= Aim of the task =
Select all lines in the records that include "name".

= Data supplied =
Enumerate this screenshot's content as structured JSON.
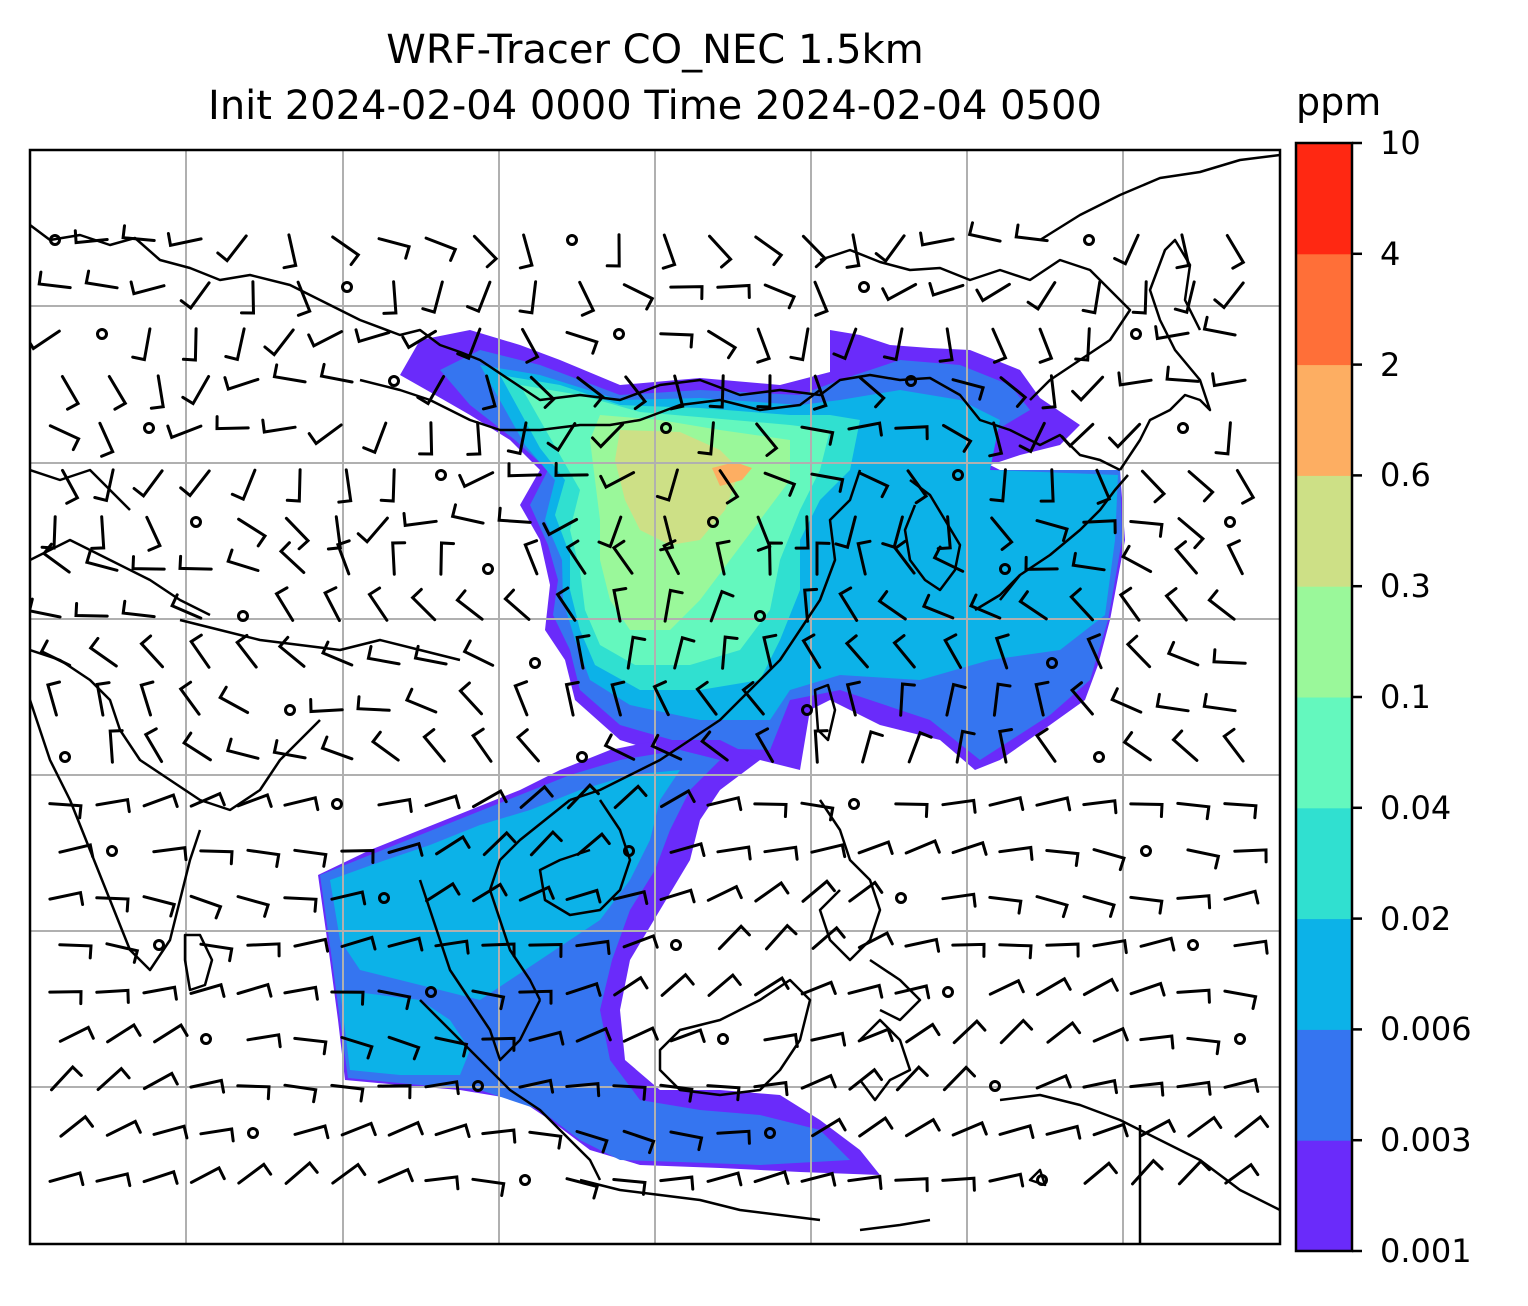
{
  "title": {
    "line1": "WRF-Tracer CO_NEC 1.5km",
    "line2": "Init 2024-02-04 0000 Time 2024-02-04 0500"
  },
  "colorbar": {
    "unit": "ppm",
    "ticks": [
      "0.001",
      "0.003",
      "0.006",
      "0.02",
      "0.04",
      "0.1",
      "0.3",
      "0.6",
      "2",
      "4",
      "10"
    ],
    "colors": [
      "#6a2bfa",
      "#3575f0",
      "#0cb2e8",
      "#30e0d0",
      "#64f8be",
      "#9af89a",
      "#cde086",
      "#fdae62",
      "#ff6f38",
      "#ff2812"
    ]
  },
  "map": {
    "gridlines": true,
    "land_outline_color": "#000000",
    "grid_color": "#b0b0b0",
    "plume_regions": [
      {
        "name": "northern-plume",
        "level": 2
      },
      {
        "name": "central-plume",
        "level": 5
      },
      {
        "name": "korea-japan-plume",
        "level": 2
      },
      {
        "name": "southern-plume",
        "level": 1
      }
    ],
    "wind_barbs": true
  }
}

---

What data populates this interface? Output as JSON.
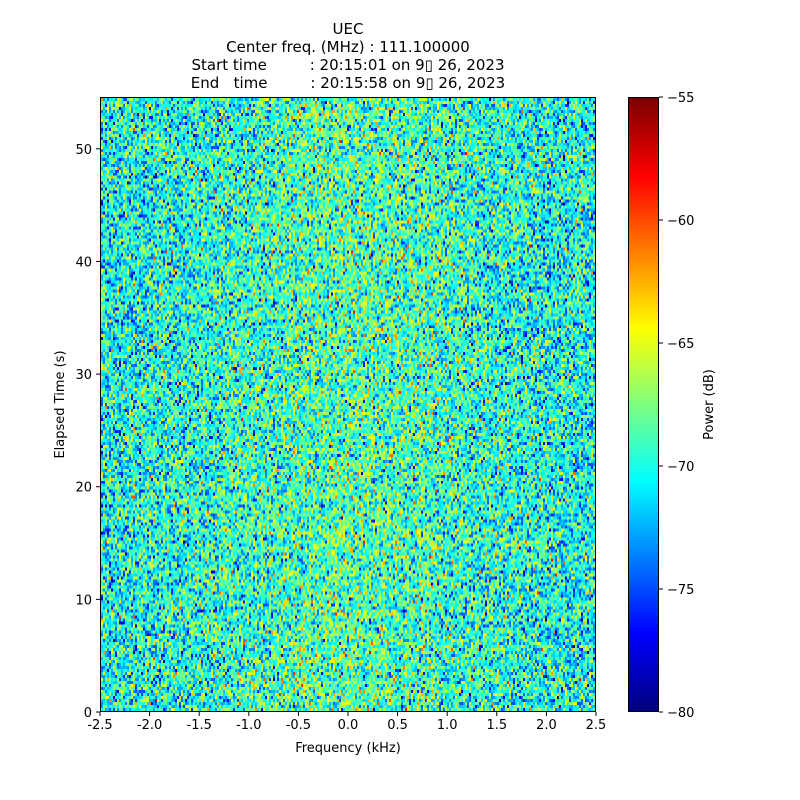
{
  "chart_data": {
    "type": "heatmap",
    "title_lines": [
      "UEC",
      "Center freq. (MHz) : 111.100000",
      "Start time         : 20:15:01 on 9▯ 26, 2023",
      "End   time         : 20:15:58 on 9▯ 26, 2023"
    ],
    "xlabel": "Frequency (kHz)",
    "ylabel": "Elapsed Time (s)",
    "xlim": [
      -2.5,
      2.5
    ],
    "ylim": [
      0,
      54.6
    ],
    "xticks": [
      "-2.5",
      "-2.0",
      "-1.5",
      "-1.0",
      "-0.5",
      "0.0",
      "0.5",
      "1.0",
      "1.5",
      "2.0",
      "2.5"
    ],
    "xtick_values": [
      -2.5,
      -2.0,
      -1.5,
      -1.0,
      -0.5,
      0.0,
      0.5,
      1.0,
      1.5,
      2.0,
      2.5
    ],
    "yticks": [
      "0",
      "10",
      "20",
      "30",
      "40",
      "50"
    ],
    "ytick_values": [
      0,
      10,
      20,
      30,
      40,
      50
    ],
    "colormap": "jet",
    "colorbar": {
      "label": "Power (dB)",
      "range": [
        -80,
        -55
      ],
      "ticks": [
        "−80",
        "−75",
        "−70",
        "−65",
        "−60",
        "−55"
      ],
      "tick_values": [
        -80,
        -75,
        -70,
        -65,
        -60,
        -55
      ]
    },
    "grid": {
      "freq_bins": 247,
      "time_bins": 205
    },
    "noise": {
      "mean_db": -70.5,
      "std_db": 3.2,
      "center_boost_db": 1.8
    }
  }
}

= Full response =
        "name": "northern-plume",
        "name": "central-plume",
        "name": "korea-japan-plume",
        "name": "southern-plume",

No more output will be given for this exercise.